**Task brief**
State the number of lines in these records that include the word "this", and add nothing to it.

**Given information**
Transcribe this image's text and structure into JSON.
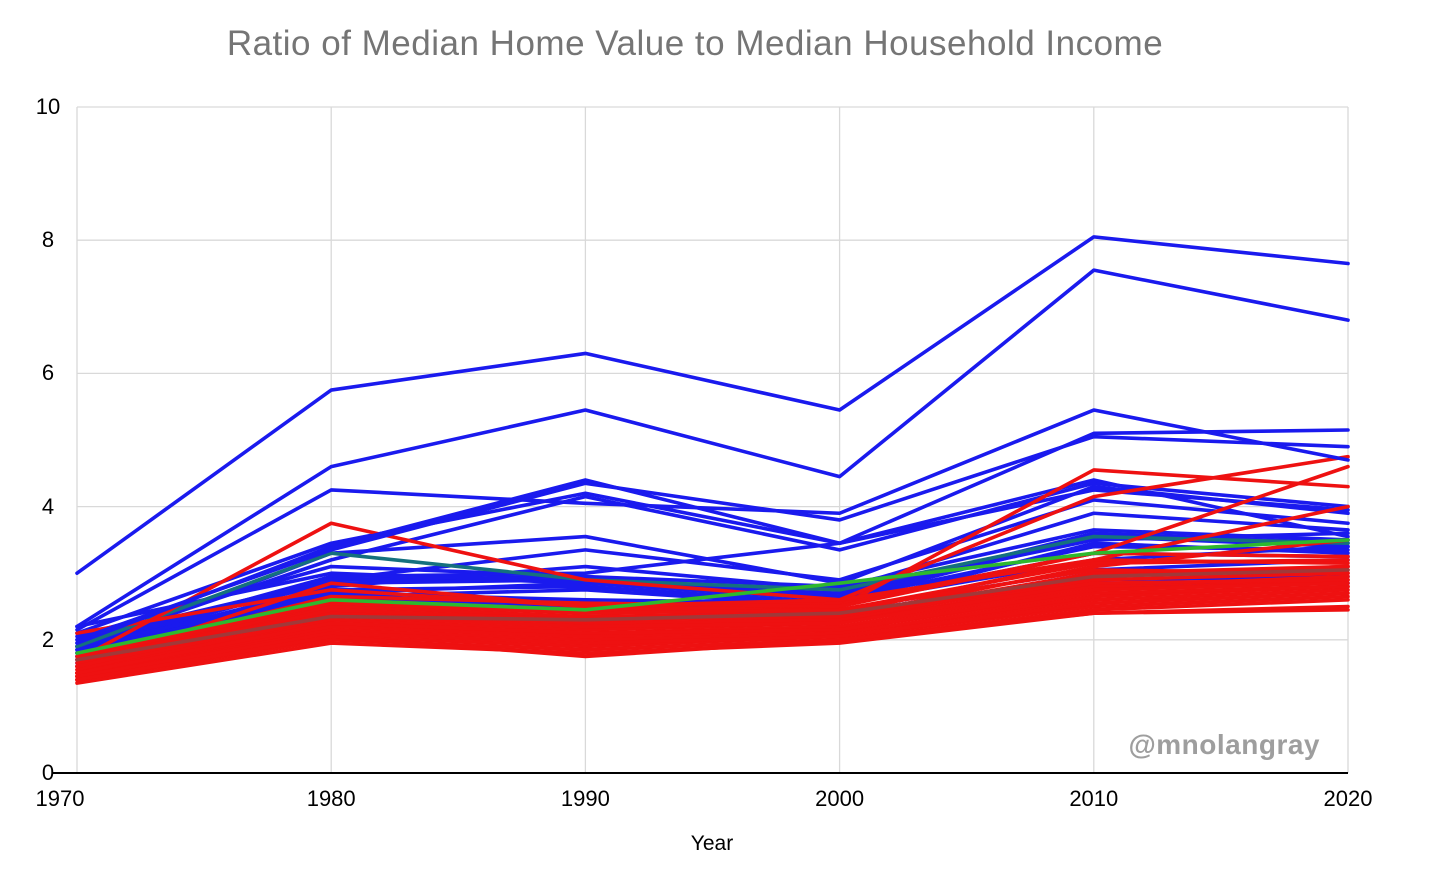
{
  "chart": {
    "title": "Ratio of Median Home Value to Median Household Income",
    "xlabel": "Year",
    "watermark": "@mnolangray",
    "colors": {
      "blue": "#1a1aee",
      "red": "#ee1111",
      "green": "#2eb82e",
      "dark_red": "#a03939",
      "teal": "#15707e",
      "grid": "#d9d9d9",
      "axis": "#000000",
      "title_text": "#757575",
      "tick_text": "#000000",
      "watermark_text": "#9e9e9e"
    }
  },
  "chart_data": {
    "type": "line",
    "title": "Ratio of Median Home Value to Median Household Income",
    "xlabel": "Year",
    "ylabel": "",
    "x": [
      1970,
      1980,
      1990,
      2000,
      2010,
      2020
    ],
    "xticks": [
      1970,
      1980,
      1990,
      2000,
      2010,
      2020
    ],
    "yticks": [
      0,
      2,
      4,
      6,
      8,
      10
    ],
    "ylim": [
      0,
      10
    ],
    "xlim": [
      1970,
      2020
    ],
    "grid": true,
    "legend": "none",
    "series": [
      {
        "name": "line-01",
        "color": "blue",
        "values": [
          1.9,
          3.2,
          4.15,
          3.35,
          4.35,
          4.0
        ]
      },
      {
        "name": "line-02",
        "color": "blue",
        "values": [
          1.85,
          3.3,
          3.55,
          2.85,
          4.3,
          3.9
        ]
      },
      {
        "name": "line-03",
        "color": "blue",
        "values": [
          2.1,
          3.45,
          4.2,
          3.45,
          4.4,
          3.55
        ]
      },
      {
        "name": "line-04",
        "color": "blue",
        "values": [
          1.9,
          2.95,
          3.0,
          3.45,
          4.25,
          3.95
        ]
      },
      {
        "name": "line-05",
        "color": "blue",
        "values": [
          2.05,
          3.1,
          2.95,
          2.8,
          3.65,
          3.5
        ]
      },
      {
        "name": "line-06",
        "color": "blue",
        "values": [
          1.85,
          2.9,
          2.95,
          2.65,
          3.6,
          3.45
        ]
      },
      {
        "name": "line-07",
        "color": "blue",
        "values": [
          1.95,
          2.85,
          2.9,
          2.6,
          3.4,
          3.35
        ]
      },
      {
        "name": "line-08",
        "color": "blue",
        "values": [
          1.8,
          2.75,
          2.8,
          2.55,
          3.3,
          3.25
        ]
      },
      {
        "name": "line-09",
        "color": "blue",
        "values": [
          1.9,
          2.7,
          2.6,
          2.55,
          3.2,
          3.4
        ]
      },
      {
        "name": "line-10",
        "color": "blue",
        "values": [
          1.75,
          2.6,
          2.55,
          2.45,
          3.05,
          3.2
        ]
      },
      {
        "name": "line-11",
        "color": "blue",
        "values": [
          1.7,
          2.55,
          2.5,
          2.4,
          2.95,
          3.1
        ]
      },
      {
        "name": "line-12",
        "color": "blue",
        "values": [
          1.65,
          2.5,
          2.45,
          2.35,
          2.9,
          2.95
        ]
      },
      {
        "name": "line-13",
        "color": "blue",
        "values": [
          1.8,
          2.65,
          2.75,
          2.5,
          3.45,
          3.3
        ]
      },
      {
        "name": "line-14",
        "color": "blue",
        "values": [
          2.2,
          3.0,
          2.85,
          2.7,
          3.5,
          3.6
        ]
      },
      {
        "name": "line-15",
        "color": "blue",
        "values": [
          1.6,
          2.4,
          2.35,
          2.3,
          2.8,
          2.85
        ]
      },
      {
        "name": "line-16",
        "color": "blue",
        "values": [
          1.85,
          2.8,
          3.1,
          2.75,
          3.9,
          3.65
        ]
      },
      {
        "name": "line-17",
        "color": "blue",
        "values": [
          2.0,
          2.9,
          3.35,
          2.9,
          4.1,
          3.75
        ]
      },
      {
        "name": "line-18",
        "color": "blue",
        "values": [
          1.75,
          2.7,
          2.85,
          2.6,
          3.55,
          3.4
        ]
      },
      {
        "name": "line-19",
        "color": "teal",
        "values": [
          1.9,
          3.3,
          2.9,
          2.75,
          3.55,
          3.45
        ]
      },
      {
        "name": "line-20",
        "color": "red",
        "values": [
          1.7,
          3.75,
          2.9,
          2.6,
          4.15,
          4.75
        ]
      },
      {
        "name": "line-21",
        "color": "red",
        "values": [
          1.6,
          2.85,
          2.5,
          2.55,
          3.3,
          4.6
        ]
      },
      {
        "name": "line-22",
        "color": "red",
        "values": [
          1.65,
          2.6,
          2.45,
          2.5,
          4.55,
          4.3
        ]
      },
      {
        "name": "line-23",
        "color": "red",
        "values": [
          1.55,
          2.5,
          2.35,
          2.4,
          3.2,
          4.0
        ]
      },
      {
        "name": "line-24",
        "color": "red",
        "values": [
          1.5,
          2.45,
          2.3,
          2.35,
          3.1,
          3.5
        ]
      },
      {
        "name": "line-25",
        "color": "red",
        "values": [
          1.6,
          2.55,
          2.45,
          2.45,
          3.15,
          3.2
        ]
      },
      {
        "name": "line-26",
        "color": "red",
        "values": [
          1.45,
          2.35,
          2.2,
          2.3,
          2.95,
          3.1
        ]
      },
      {
        "name": "line-27",
        "color": "red",
        "values": [
          1.5,
          2.3,
          2.15,
          2.25,
          2.9,
          3.0
        ]
      },
      {
        "name": "line-28",
        "color": "red",
        "values": [
          1.55,
          2.4,
          2.25,
          2.3,
          3.0,
          3.05
        ]
      },
      {
        "name": "line-29",
        "color": "red",
        "values": [
          1.4,
          2.2,
          2.05,
          2.15,
          2.75,
          2.9
        ]
      },
      {
        "name": "line-30",
        "color": "red",
        "values": [
          1.45,
          2.25,
          2.1,
          2.2,
          2.8,
          2.95
        ]
      },
      {
        "name": "line-31",
        "color": "red",
        "values": [
          1.5,
          2.35,
          2.2,
          2.25,
          2.85,
          2.9
        ]
      },
      {
        "name": "line-32",
        "color": "red",
        "values": [
          1.4,
          2.1,
          1.95,
          2.1,
          2.6,
          2.75
        ]
      },
      {
        "name": "line-33",
        "color": "red",
        "values": [
          1.45,
          2.15,
          2.0,
          2.1,
          2.65,
          2.8
        ]
      },
      {
        "name": "line-34",
        "color": "red",
        "values": [
          1.5,
          2.2,
          2.05,
          2.15,
          2.7,
          2.8
        ]
      },
      {
        "name": "line-35",
        "color": "red",
        "values": [
          1.4,
          2.05,
          1.9,
          2.05,
          2.5,
          2.65
        ]
      },
      {
        "name": "line-36",
        "color": "red",
        "values": [
          1.45,
          2.1,
          1.95,
          2.05,
          2.55,
          2.7
        ]
      },
      {
        "name": "line-37",
        "color": "red",
        "values": [
          1.4,
          2.0,
          1.85,
          2.0,
          2.45,
          2.6
        ]
      },
      {
        "name": "line-38",
        "color": "red",
        "values": [
          1.35,
          1.95,
          1.8,
          1.95,
          2.4,
          2.5
        ]
      },
      {
        "name": "line-39",
        "color": "red",
        "values": [
          1.4,
          2.05,
          1.75,
          2.0,
          2.4,
          2.45
        ]
      },
      {
        "name": "line-40",
        "color": "red",
        "values": [
          1.5,
          2.25,
          2.1,
          2.15,
          2.75,
          2.85
        ]
      },
      {
        "name": "line-41",
        "color": "red",
        "values": [
          1.6,
          2.45,
          2.3,
          2.35,
          3.0,
          3.1
        ]
      },
      {
        "name": "line-42",
        "color": "red",
        "values": [
          1.7,
          2.65,
          2.55,
          2.5,
          3.3,
          3.25
        ]
      },
      {
        "name": "line-43",
        "color": "red",
        "values": [
          2.1,
          2.75,
          2.5,
          2.6,
          3.2,
          3.15
        ]
      },
      {
        "name": "line-44",
        "color": "red",
        "values": [
          1.75,
          2.55,
          2.4,
          2.45,
          3.05,
          3.0
        ]
      },
      {
        "name": "line-45",
        "color": "green",
        "values": [
          1.8,
          2.6,
          2.45,
          2.85,
          3.3,
          3.5
        ]
      },
      {
        "name": "line-46",
        "color": "dark_red",
        "values": [
          1.7,
          2.35,
          2.3,
          2.4,
          2.95,
          3.05
        ]
      },
      {
        "name": "line-47",
        "color": "blue",
        "values": [
          2.15,
          4.25,
          4.05,
          3.9,
          5.45,
          4.7
        ]
      },
      {
        "name": "line-48",
        "color": "blue",
        "values": [
          1.95,
          3.4,
          4.4,
          3.45,
          5.1,
          5.15
        ]
      },
      {
        "name": "line-49",
        "color": "blue",
        "values": [
          2.0,
          3.35,
          4.35,
          3.8,
          5.05,
          4.9
        ]
      },
      {
        "name": "line-50",
        "color": "blue",
        "values": [
          2.2,
          4.6,
          5.45,
          4.45,
          7.55,
          6.8
        ]
      },
      {
        "name": "line-51",
        "color": "blue",
        "values": [
          3.0,
          5.75,
          6.3,
          5.45,
          8.05,
          7.65
        ]
      }
    ]
  }
}
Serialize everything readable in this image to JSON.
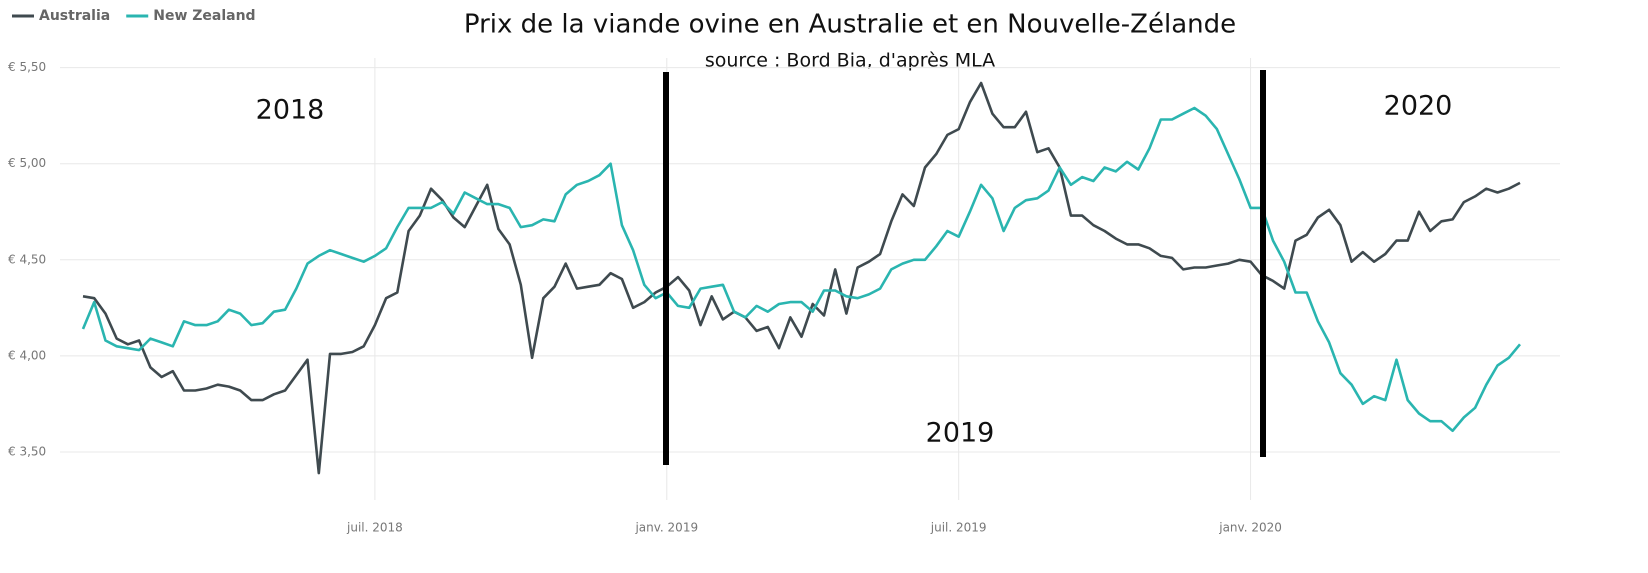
{
  "chart_data": {
    "type": "line",
    "title": "Prix de la viande ovine en Australie et en Nouvelle-Zélande",
    "subtitle": "source : Bord Bia, d'après MLA",
    "annotations": [
      "2018",
      "2019",
      "2020"
    ],
    "categories": [
      null,
      null,
      null,
      null,
      null,
      null,
      null,
      null,
      null,
      null,
      null,
      null,
      null,
      null,
      null,
      null,
      null,
      null,
      null,
      null,
      null,
      null,
      null,
      null,
      null,
      null,
      "juil. 2018",
      null,
      null,
      null,
      null,
      null,
      null,
      null,
      null,
      null,
      null,
      null,
      null,
      null,
      null,
      null,
      null,
      null,
      null,
      null,
      null,
      null,
      null,
      null,
      null,
      null,
      "janv. 2019",
      null,
      null,
      null,
      null,
      null,
      null,
      null,
      null,
      null,
      null,
      null,
      null,
      null,
      null,
      null,
      null,
      null,
      null,
      null,
      null,
      null,
      null,
      null,
      null,
      null,
      "juil. 2019",
      null,
      null,
      null,
      null,
      null,
      null,
      null,
      null,
      null,
      null,
      null,
      null,
      null,
      null,
      null,
      null,
      null,
      null,
      null,
      null,
      null,
      null,
      null,
      null,
      null,
      "janv. 2020",
      null,
      null,
      null,
      null,
      null,
      null,
      null,
      null,
      null,
      null,
      null,
      null,
      null,
      null,
      null,
      null,
      null,
      null,
      null,
      null,
      null,
      null,
      null,
      null
    ],
    "series": [
      {
        "name": "Australia",
        "color": "#3f4a4f",
        "values": [
          4.31,
          4.3,
          4.22,
          4.09,
          4.06,
          4.08,
          3.94,
          3.89,
          3.92,
          3.82,
          3.82,
          3.83,
          3.85,
          3.84,
          3.82,
          3.77,
          3.77,
          3.8,
          3.82,
          3.9,
          3.98,
          3.39,
          4.01,
          4.01,
          4.02,
          4.05,
          4.16,
          4.3,
          4.33,
          4.65,
          4.73,
          4.87,
          4.81,
          4.72,
          4.67,
          4.78,
          4.89,
          4.66,
          4.58,
          4.37,
          3.99,
          4.3,
          4.36,
          4.48,
          4.35,
          4.36,
          4.37,
          4.43,
          4.4,
          4.25,
          4.28,
          4.33,
          4.36,
          4.41,
          4.34,
          4.16,
          4.31,
          4.19,
          4.23,
          4.2,
          4.13,
          4.15,
          4.04,
          4.2,
          4.1,
          4.27,
          4.21,
          4.45,
          4.22,
          4.46,
          4.49,
          4.53,
          4.7,
          4.84,
          4.78,
          4.98,
          5.05,
          5.15,
          5.18,
          5.32,
          5.42,
          5.26,
          5.19,
          5.19,
          5.27,
          5.06,
          5.08,
          4.98,
          4.73,
          4.73,
          4.68,
          4.65,
          4.61,
          4.58,
          4.58,
          4.56,
          4.52,
          4.51,
          4.45,
          4.46,
          4.46,
          4.47,
          4.48,
          4.5,
          4.49,
          4.42,
          4.39,
          4.35,
          4.6,
          4.63,
          4.72,
          4.76,
          4.68,
          4.49,
          4.54,
          4.49,
          4.53,
          4.6,
          4.6,
          4.75,
          4.65,
          4.7,
          4.71,
          4.8,
          4.83,
          4.87,
          4.85,
          4.87,
          4.9
        ]
      },
      {
        "name": "New Zealand",
        "color": "#2ab5b0",
        "values": [
          4.14,
          4.28,
          4.08,
          4.05,
          4.04,
          4.03,
          4.09,
          4.07,
          4.05,
          4.18,
          4.16,
          4.16,
          4.18,
          4.24,
          4.22,
          4.16,
          4.17,
          4.23,
          4.24,
          4.35,
          4.48,
          4.52,
          4.55,
          4.53,
          4.51,
          4.49,
          4.52,
          4.56,
          4.67,
          4.77,
          4.77,
          4.77,
          4.8,
          4.74,
          4.85,
          4.82,
          4.79,
          4.79,
          4.77,
          4.67,
          4.68,
          4.71,
          4.7,
          4.84,
          4.89,
          4.91,
          4.94,
          5.0,
          4.68,
          4.55,
          4.37,
          4.3,
          4.33,
          4.26,
          4.25,
          4.35,
          4.36,
          4.37,
          4.23,
          4.2,
          4.26,
          4.23,
          4.27,
          4.28,
          4.28,
          4.23,
          4.34,
          4.34,
          4.31,
          4.3,
          4.32,
          4.35,
          4.45,
          4.48,
          4.5,
          4.5,
          4.57,
          4.65,
          4.62,
          4.75,
          4.89,
          4.82,
          4.65,
          4.77,
          4.81,
          4.82,
          4.86,
          4.98,
          4.89,
          4.93,
          4.91,
          4.98,
          4.96,
          5.01,
          4.97,
          5.08,
          5.23,
          5.23,
          5.26,
          5.29,
          5.25,
          5.18,
          5.05,
          4.92,
          4.77,
          4.77,
          4.6,
          4.49,
          4.33,
          4.33,
          4.18,
          4.07,
          3.91,
          3.85,
          3.75,
          3.79,
          3.77,
          3.98,
          3.77,
          3.7,
          3.66,
          3.66,
          3.61,
          3.68,
          3.73,
          3.85,
          3.95,
          3.99,
          4.06
        ]
      }
    ],
    "ylim": [
      3.25,
      5.55
    ],
    "yticks": [
      {
        "value": 3.5,
        "label": "€ 3,50"
      },
      {
        "value": 4.0,
        "label": "€ 4,00"
      },
      {
        "value": 4.5,
        "label": "€ 4,50"
      },
      {
        "value": 5.0,
        "label": "€ 5,00"
      },
      {
        "value": 5.5,
        "label": "€ 5,50"
      }
    ],
    "grid": true,
    "legend": "top-left"
  }
}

**Exercise response**
2